[What needs to be done] All lines in the data bearing the string "image" should be identified and copied.

[Stored data]
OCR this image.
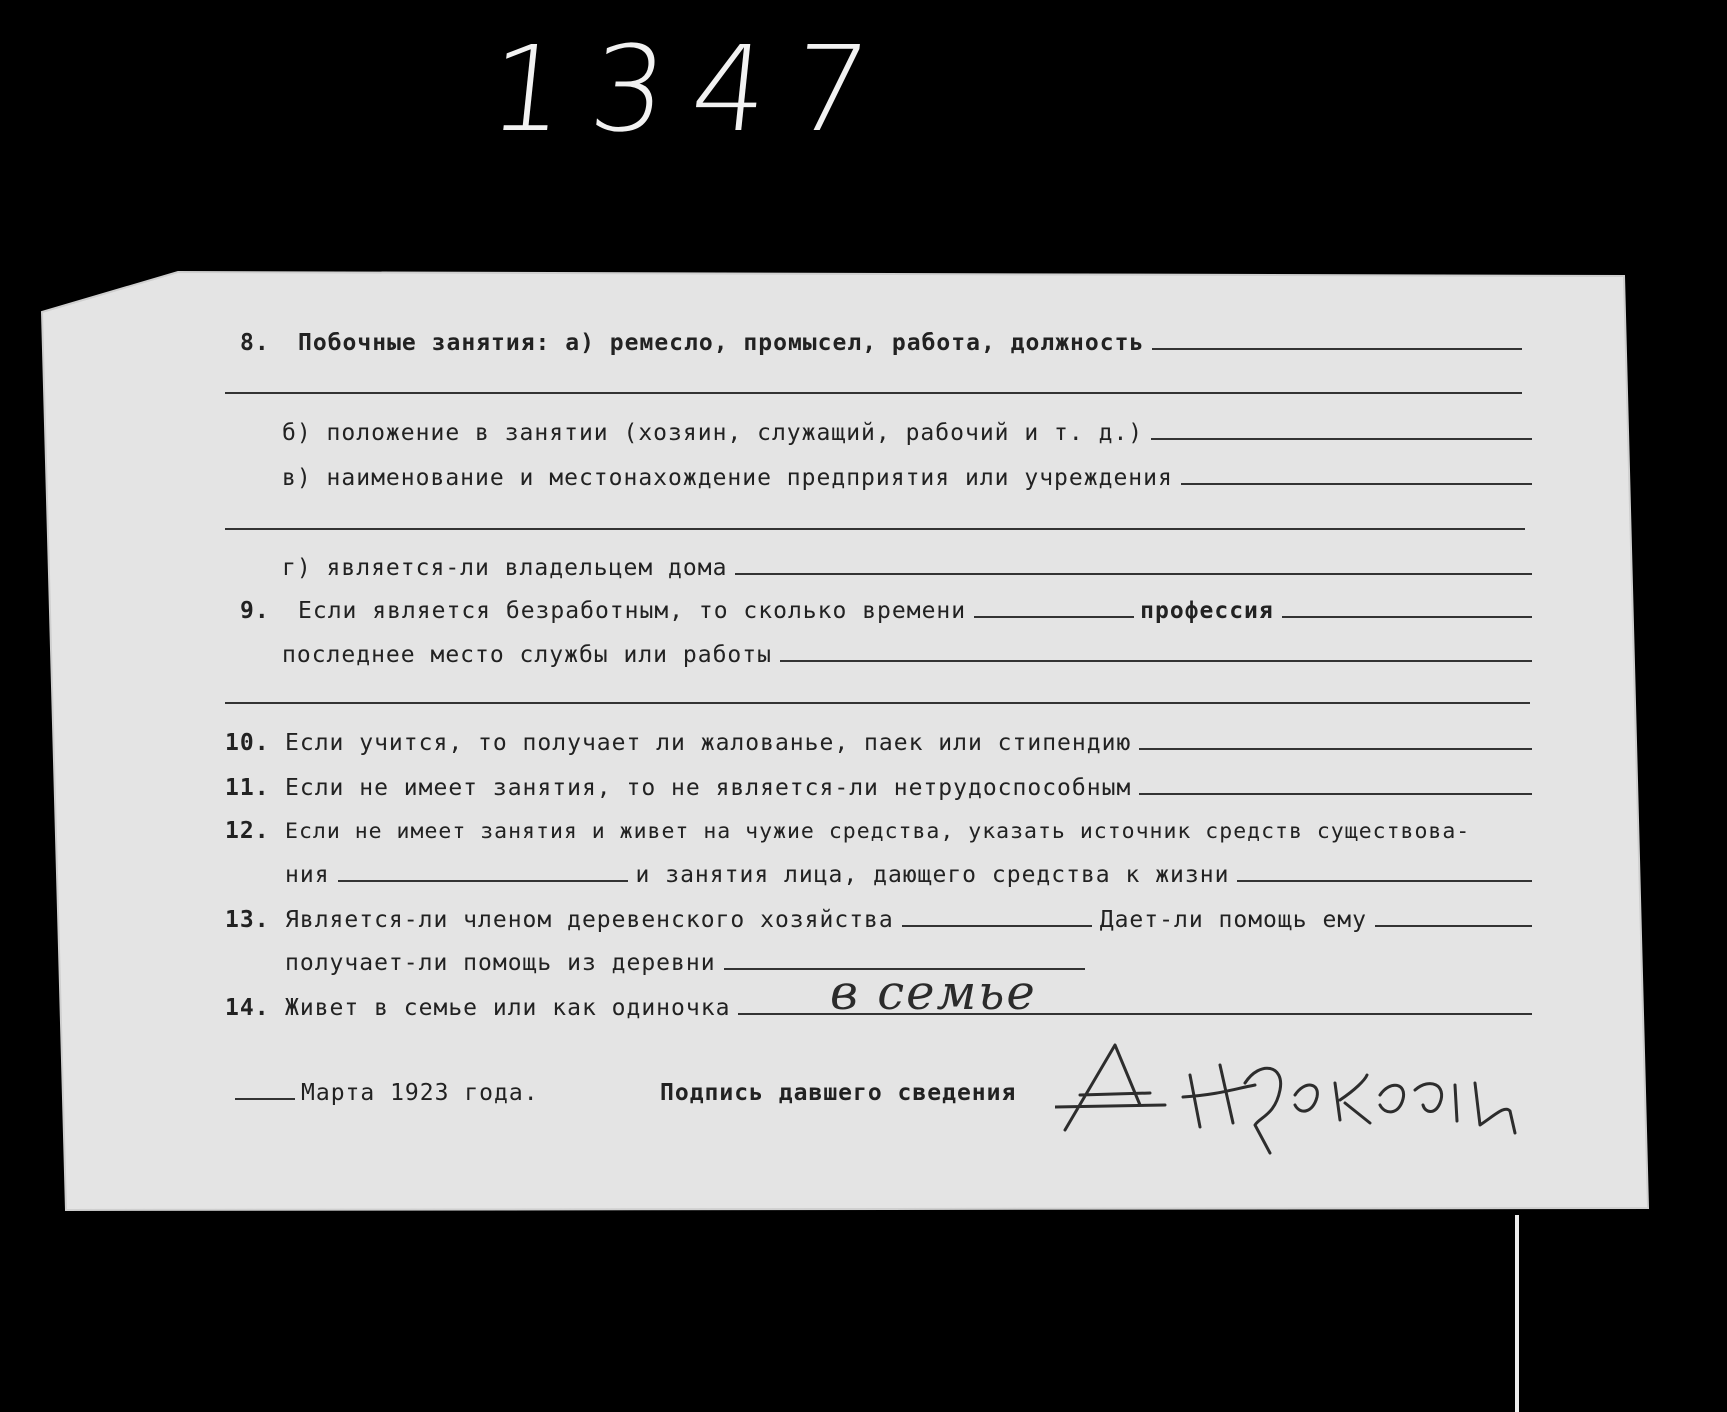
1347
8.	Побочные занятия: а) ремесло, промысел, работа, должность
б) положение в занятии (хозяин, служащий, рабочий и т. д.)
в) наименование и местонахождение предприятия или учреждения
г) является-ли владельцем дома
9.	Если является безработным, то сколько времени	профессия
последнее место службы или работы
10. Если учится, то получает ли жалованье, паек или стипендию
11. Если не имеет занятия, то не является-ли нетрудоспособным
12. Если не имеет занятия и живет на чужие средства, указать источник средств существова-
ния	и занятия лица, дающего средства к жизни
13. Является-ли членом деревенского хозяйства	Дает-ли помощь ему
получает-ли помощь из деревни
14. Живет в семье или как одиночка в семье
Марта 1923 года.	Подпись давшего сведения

---

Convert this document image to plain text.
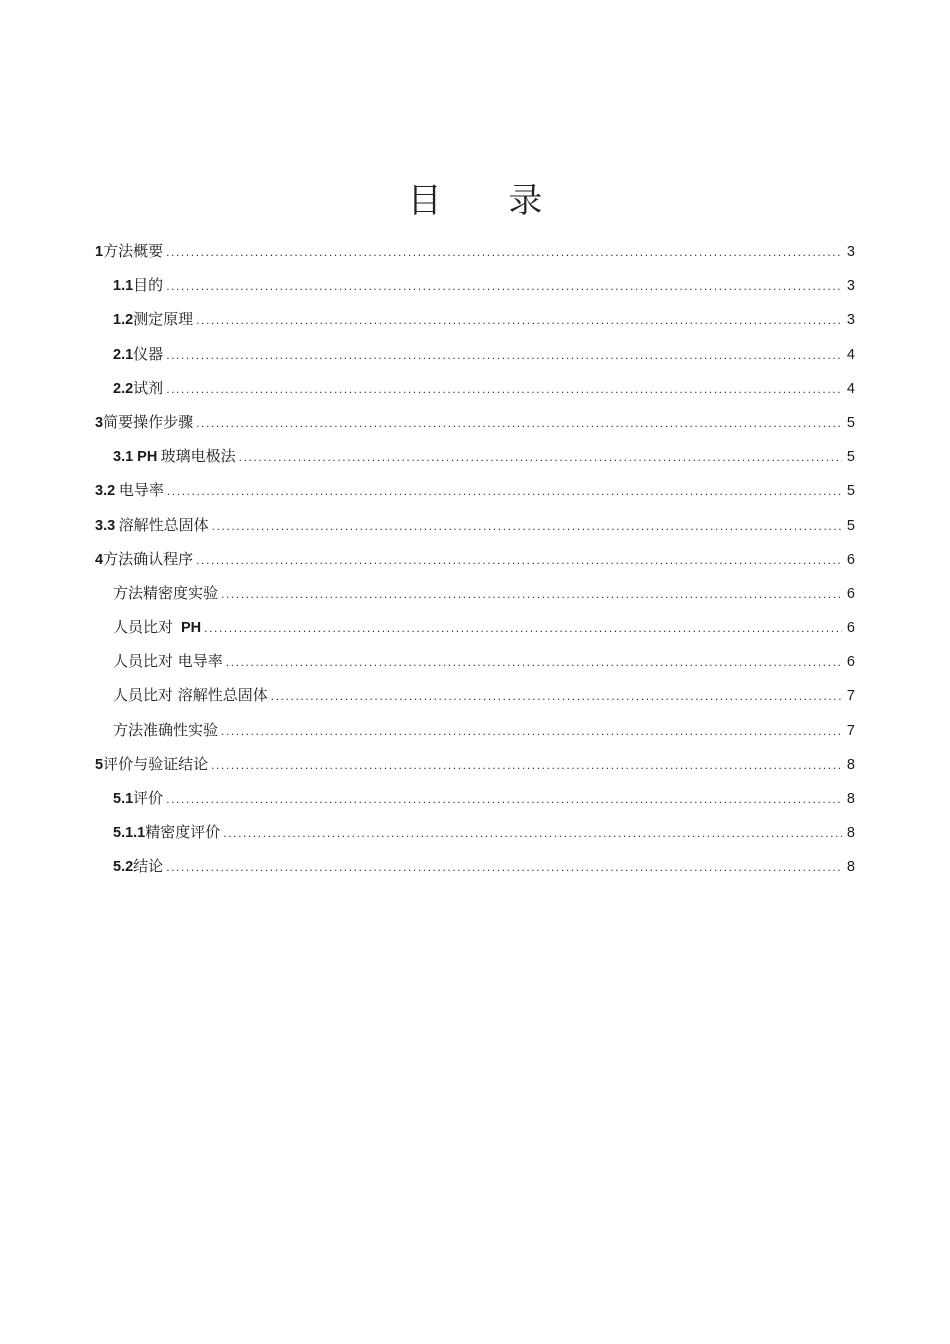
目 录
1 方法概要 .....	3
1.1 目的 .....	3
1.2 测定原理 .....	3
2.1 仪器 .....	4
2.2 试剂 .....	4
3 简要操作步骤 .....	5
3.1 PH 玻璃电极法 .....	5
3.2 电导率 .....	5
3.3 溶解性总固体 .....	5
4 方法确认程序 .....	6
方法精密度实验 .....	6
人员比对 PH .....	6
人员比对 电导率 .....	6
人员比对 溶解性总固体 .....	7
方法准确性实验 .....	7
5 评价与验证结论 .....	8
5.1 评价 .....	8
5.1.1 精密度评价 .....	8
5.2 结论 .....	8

---

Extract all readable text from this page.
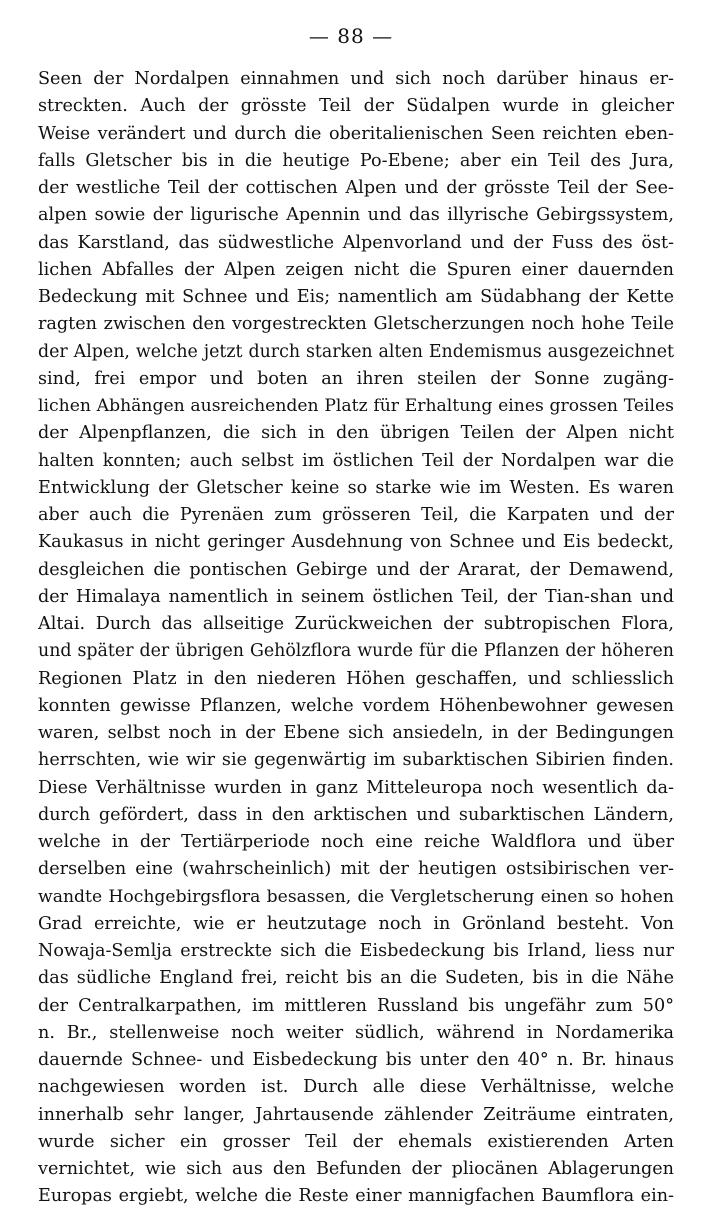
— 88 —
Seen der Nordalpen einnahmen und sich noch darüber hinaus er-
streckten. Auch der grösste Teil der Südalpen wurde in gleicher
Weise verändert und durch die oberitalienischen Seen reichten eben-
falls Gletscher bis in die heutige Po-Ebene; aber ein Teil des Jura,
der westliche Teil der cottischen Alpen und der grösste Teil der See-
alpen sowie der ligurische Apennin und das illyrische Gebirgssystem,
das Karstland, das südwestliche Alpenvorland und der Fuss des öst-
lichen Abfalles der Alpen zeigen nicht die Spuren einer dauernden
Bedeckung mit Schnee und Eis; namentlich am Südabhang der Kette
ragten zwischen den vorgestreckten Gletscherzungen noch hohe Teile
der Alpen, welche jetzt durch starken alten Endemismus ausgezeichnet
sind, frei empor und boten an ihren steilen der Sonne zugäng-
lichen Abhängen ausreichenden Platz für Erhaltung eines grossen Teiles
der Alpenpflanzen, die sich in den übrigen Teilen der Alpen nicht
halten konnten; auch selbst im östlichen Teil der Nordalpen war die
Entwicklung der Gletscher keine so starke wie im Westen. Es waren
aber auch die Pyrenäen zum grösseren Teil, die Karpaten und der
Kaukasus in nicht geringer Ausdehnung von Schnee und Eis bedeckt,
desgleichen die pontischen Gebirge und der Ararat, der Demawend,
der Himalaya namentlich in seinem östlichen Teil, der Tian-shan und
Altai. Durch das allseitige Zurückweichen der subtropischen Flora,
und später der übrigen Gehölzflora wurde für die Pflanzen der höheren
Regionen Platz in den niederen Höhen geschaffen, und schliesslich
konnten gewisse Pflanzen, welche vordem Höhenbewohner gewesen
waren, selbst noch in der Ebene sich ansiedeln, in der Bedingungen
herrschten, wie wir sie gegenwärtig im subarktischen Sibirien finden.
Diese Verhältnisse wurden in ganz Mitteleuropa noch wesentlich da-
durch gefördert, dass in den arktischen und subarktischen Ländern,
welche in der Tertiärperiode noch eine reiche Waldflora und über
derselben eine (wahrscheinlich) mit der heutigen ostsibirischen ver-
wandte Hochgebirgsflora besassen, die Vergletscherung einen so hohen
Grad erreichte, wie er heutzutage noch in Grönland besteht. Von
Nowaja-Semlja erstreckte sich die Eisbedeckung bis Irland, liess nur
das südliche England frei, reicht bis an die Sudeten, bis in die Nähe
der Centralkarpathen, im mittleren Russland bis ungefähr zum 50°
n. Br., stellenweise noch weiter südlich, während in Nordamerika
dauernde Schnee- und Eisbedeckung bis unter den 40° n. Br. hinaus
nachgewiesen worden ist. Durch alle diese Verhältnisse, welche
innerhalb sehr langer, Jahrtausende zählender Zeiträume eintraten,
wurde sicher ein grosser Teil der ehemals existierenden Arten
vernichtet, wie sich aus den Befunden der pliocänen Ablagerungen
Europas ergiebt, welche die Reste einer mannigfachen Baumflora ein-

[Problem solution]
OCR this image.
Convert this document image to plain text.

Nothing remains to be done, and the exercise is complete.